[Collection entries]

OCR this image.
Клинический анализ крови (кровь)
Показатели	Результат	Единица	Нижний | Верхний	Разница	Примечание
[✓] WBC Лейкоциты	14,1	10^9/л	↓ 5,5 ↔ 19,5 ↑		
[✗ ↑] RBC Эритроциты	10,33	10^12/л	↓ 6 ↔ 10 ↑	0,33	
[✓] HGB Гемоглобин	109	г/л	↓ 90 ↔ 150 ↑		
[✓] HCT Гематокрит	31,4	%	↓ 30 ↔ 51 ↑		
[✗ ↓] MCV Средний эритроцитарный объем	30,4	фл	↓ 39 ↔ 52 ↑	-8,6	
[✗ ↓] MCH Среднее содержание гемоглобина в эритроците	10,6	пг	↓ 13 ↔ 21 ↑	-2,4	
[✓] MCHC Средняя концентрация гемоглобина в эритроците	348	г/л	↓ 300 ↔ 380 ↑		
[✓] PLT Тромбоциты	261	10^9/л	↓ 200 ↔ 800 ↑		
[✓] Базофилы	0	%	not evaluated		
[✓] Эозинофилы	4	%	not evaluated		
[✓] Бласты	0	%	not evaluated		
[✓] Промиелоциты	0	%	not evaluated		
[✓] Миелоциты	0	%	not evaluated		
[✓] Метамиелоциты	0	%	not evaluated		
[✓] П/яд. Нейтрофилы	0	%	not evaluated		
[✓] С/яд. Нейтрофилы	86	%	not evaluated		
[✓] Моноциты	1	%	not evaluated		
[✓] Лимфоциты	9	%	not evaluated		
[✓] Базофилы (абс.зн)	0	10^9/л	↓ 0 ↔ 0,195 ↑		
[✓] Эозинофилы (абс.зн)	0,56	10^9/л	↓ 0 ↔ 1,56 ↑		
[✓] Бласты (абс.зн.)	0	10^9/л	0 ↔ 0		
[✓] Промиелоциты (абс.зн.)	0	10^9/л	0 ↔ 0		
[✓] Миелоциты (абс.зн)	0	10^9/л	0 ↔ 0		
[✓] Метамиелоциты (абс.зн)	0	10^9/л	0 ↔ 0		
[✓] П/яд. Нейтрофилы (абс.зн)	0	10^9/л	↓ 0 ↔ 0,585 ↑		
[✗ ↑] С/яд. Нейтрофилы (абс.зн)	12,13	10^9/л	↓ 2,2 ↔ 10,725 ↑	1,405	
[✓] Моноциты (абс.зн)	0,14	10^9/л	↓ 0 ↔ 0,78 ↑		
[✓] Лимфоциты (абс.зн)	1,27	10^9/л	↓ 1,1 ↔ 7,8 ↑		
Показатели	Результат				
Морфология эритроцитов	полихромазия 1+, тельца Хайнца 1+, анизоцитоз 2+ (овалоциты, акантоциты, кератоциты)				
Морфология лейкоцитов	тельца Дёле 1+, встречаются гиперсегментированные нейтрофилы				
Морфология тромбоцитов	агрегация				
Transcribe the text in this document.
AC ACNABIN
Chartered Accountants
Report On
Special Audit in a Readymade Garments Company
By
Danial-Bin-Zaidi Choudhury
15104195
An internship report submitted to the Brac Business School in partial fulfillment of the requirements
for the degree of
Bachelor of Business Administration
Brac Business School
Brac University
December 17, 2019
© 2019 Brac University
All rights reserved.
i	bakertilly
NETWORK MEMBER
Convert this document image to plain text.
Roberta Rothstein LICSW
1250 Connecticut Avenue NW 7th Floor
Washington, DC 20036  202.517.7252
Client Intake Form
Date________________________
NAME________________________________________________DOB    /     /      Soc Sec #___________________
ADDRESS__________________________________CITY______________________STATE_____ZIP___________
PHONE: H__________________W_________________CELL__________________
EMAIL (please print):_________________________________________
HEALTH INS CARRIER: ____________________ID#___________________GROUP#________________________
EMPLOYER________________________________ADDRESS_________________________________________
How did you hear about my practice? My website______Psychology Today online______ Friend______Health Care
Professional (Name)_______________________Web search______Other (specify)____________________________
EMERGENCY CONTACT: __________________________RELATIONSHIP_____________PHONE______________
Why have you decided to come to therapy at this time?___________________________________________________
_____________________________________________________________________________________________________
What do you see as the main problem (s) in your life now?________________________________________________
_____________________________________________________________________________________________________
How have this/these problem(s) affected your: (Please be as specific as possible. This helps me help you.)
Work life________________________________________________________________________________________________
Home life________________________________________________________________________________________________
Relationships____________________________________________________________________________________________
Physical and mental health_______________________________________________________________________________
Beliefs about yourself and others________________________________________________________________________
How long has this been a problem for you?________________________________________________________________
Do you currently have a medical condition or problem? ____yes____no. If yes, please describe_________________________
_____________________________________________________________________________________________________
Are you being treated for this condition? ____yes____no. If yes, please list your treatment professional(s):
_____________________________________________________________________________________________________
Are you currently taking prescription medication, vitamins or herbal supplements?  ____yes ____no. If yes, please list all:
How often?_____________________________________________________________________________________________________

■ Direction
Without omitting anything, output the entries exactly.

■ Written response
OCR this image.
Клинический анализ крови (кровь)
Показатели	Результат	Единица	Нижний | Верхний	Разница	Примечание
[✓] WBC Лейкоциты	14,1	10^9/л	↓ 5,5 ↔ 19,5 ↑		
[✗ ↑] RBC Эритроциты	10,33	10^12/л	↓ 6 ↔ 10 ↑	0,33	
[✓] HGB Гемоглобин	109	г/л	↓ 90 ↔ 150 ↑		
[✓] HCT Гематокрит	31,4	%	↓ 30 ↔ 51 ↑		
[✗ ↓] MCV Средний эритроцитарный объем	30,4	фл	↓ 39 ↔ 52 ↑	-8,6	
[✗ ↓] MCH Среднее содержание гемоглобина в эритроците	10,6	пг	↓ 13 ↔ 21 ↑	-2,4	
[✓] MCHC Средняя концентрация гемоглобина в эритроците	348	г/л	↓ 300 ↔ 380 ↑		
[✓] PLT Тромбоциты	261	10^9/л	↓ 200 ↔ 800 ↑		
[✓] Базофилы	0	%	not evaluated		
[✓] Эозинофилы	4	%	not evaluated		
[✓] Бласты	0	%	not evaluated		
[✓] Промиелоциты	0	%	not evaluated		
[✓] Миелоциты	0	%	not evaluated		
[✓] Метамиелоциты	0	%	not evaluated		
[✓] П/яд. Нейтрофилы	0	%	not evaluated		
[✓] С/яд. Нейтрофилы	86	%	not evaluated		
[✓] Моноциты	1	%	not evaluated		
[✓] Лимфоциты	9	%	not evaluated		
[✓] Базофилы (абс.зн)	0	10^9/л	↓ 0 ↔ 0,195 ↑		
[✓] Эозинофилы (абс.зн)	0,56	10^9/л	↓ 0 ↔ 1,56 ↑		
[✓] Бласты (абс.зн.)	0	10^9/л	0 ↔ 0		
[✓] Промиелоциты (абс.зн.)	0	10^9/л	0 ↔ 0		
[✓] Миелоциты (абс.зн)	0	10^9/л	0 ↔ 0		
[✓] Метамиелоциты (абс.зн)	0	10^9/л	0 ↔ 0		
[✓] П/яд. Нейтрофилы (абс.зн)	0	10^9/л	↓ 0 ↔ 0,585 ↑		
[✗ ↑] С/яд. Нейтрофилы (абс.зн)	12,13	10^9/л	↓ 2,2 ↔ 10,725 ↑	1,405	
[✓] Моноциты (абс.зн)	0,14	10^9/л	↓ 0 ↔ 0,78 ↑		
[✓] Лимфоциты (абс.зн)	1,27	10^9/л	↓ 1,1 ↔ 7,8 ↑		
Показатели	Результат				
Морфология эритроцитов	полихромазия 1+, тельца Хайнца 1+, анизоцитоз 2+ (овалоциты, акантоциты, кератоциты)				
Морфология лейкоцитов	тельца Дёле 1+, встречаются гиперсегментированные нейтрофилы				
Морфология тромбоцитов	агрегация				
Transcribe the text in this document.
AC ACNABIN
Chartered Accountants
Report On
Special Audit in a Readymade Garments Company
By
Danial-Bin-Zaidi Choudhury
15104195
An internship report submitted to the Brac Business School in partial fulfillment of the requirements
for the degree of
Bachelor of Business Administration
Brac Business School
Brac University
December 17, 2019
© 2019 Brac University
All rights reserved.
i	bakertilly
NETWORK MEMBER
Convert this document image to plain text.
Roberta Rothstein LICSW
1250 Connecticut Avenue NW 7th Floor
Washington, DC 20036  202.517.7252
Client Intake Form
Date________________________
NAME________________________________________________DOB    /     /      Soc Sec #___________________
ADDRESS__________________________________CITY______________________STATE_____ZIP___________
PHONE: H__________________W_________________CELL__________________
EMAIL (please print):_________________________________________
HEALTH INS CARRIER: ____________________ID#___________________GROUP#________________________
EMPLOYER________________________________ADDRESS_________________________________________
How did you hear about my practice? My website______Psychology Today online______ Friend______Health Care
Professional (Name)_______________________Web search______Other (specify)____________________________
EMERGENCY CONTACT: __________________________RELATIONSHIP_____________PHONE______________
Why have you decided to come to therapy at this time?___________________________________________________
_____________________________________________________________________________________________________
What do you see as the main problem (s) in your life now?________________________________________________
_____________________________________________________________________________________________________
How have this/these problem(s) affected your: (Please be as specific as possible. This helps me help you.)
Work life________________________________________________________________________________________________
Home life________________________________________________________________________________________________
Relationships____________________________________________________________________________________________
Physical and mental health_______________________________________________________________________________
Beliefs about yourself and others________________________________________________________________________
How long has this been a problem for you?________________________________________________________________
Do you currently have a medical condition or problem? ____yes____no. If yes, please describe_________________________
_____________________________________________________________________________________________________
Are you being treated for this condition? ____yes____no. If yes, please list your treatment professional(s):
_____________________________________________________________________________________________________
Are you currently taking prescription medication, vitamins or herbal supplements?  ____yes ____no. If yes, please list all:
How often?_____________________________________________________________________________________________________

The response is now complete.